→ Work to do
Which lines in the records below contain the word "SARS"? Copy each one out.

Data records:
# # # #

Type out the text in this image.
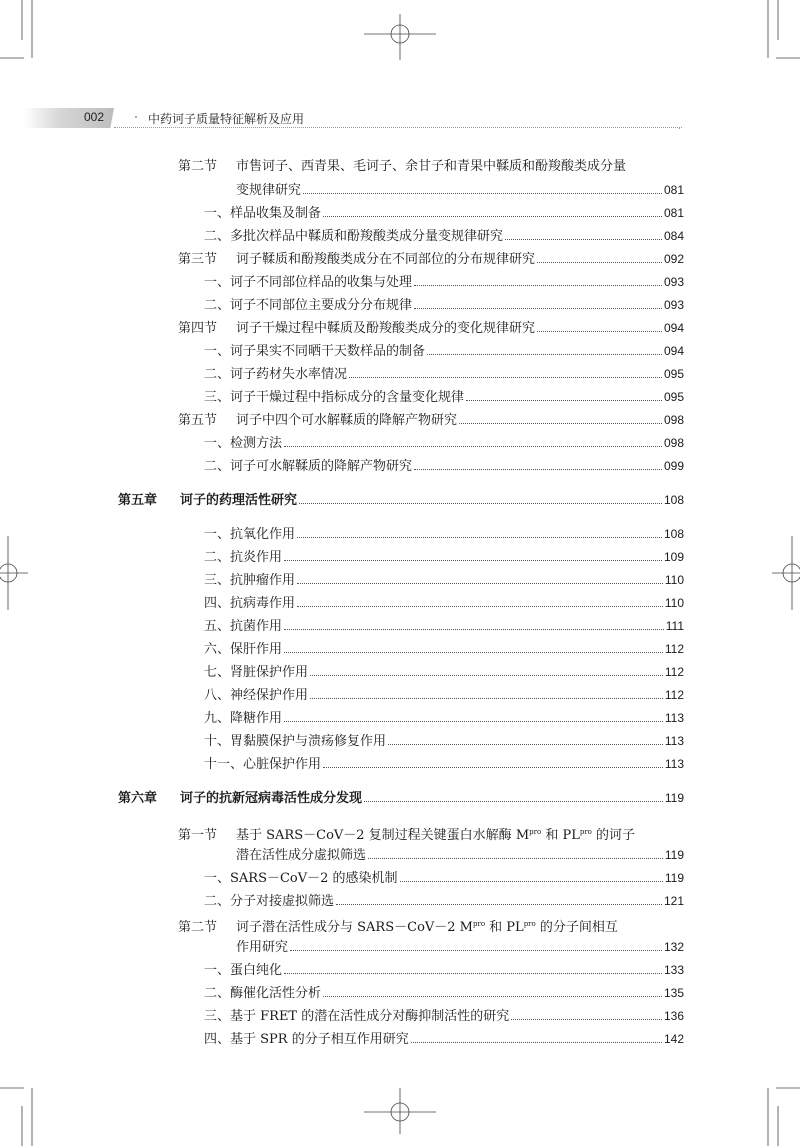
002 · 中药诃子质量特征解析及应用
·
第二节 市售诃子、西青果、毛诃子、余甘子和青果中鞣质和酚羧酸类成分量
变规律研究	081
一、样品收集及制备	081
二、多批次样品中鞣质和酚羧酸类成分量变规律研究	084
第三节	诃子鞣质和酚羧酸类成分在不同部位的分布规律研究	092
一、诃子不同部位样品的收集与处理	093
二、诃子不同部位主要成分分布规律	093
第四节	诃子干燥过程中鞣质及酚羧酸类成分的变化规律研究	094
一、诃子果实不同晒干天数样品的制备	094
二、诃子药材失水率情况	095
三、诃子干燥过程中指标成分的含量变化规律	095
第五节	诃子中四个可水解鞣质的降解产物研究	098
一、检测方法	098
二、诃子可水解鞣质的降解产物研究	099
第五章	诃子的药理活性研究	108
一、抗氧化作用	108
二、抗炎作用	109
三、抗肿瘤作用	110
四、抗病毒作用	110
五、抗菌作用	111
六、保肝作用	112
七、肾脏保护作用	112
八、神经保护作用	112
九、降糖作用	113
十、胃黏膜保护与溃疡修复作用	113
十一、心脏保护作用	113
第六章	诃子的抗新冠病毒活性成分发现	119
第一节 基于 SARS－CoV－2 复制过程关键蛋白水解酶 $M^{pro}$ 和 $PL^{pro}$ 的诃子
潜在活性成分虚拟筛选	119
一、SARS－CoV－2 的感染机制	119
二、分子对接虚拟筛选	121
第二节 诃子潜在活性成分与 SARS－CoV－2 $M^{pro}$ 和 $PL^{pro}$ 的分子间相互
作用研究	132
一、蛋白纯化	133
二、酶催化活性分析	135
三、基于 FRET 的潜在活性成分对酶抑制活性的研究	136
四、基于 SPR 的分子相互作用研究	142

# # # #

→ Task solution
第一节 基于 SARS－CoV－2 复制过程关键蛋白水解酶 $M^{pro}$ 和 $PL^{pro}$ 的诃子
一、SARS－CoV－2 的感染机制	119
第二节 诃子潜在活性成分与 SARS－CoV－2 $M^{pro}$ 和 $PL^{pro}$ 的分子间相互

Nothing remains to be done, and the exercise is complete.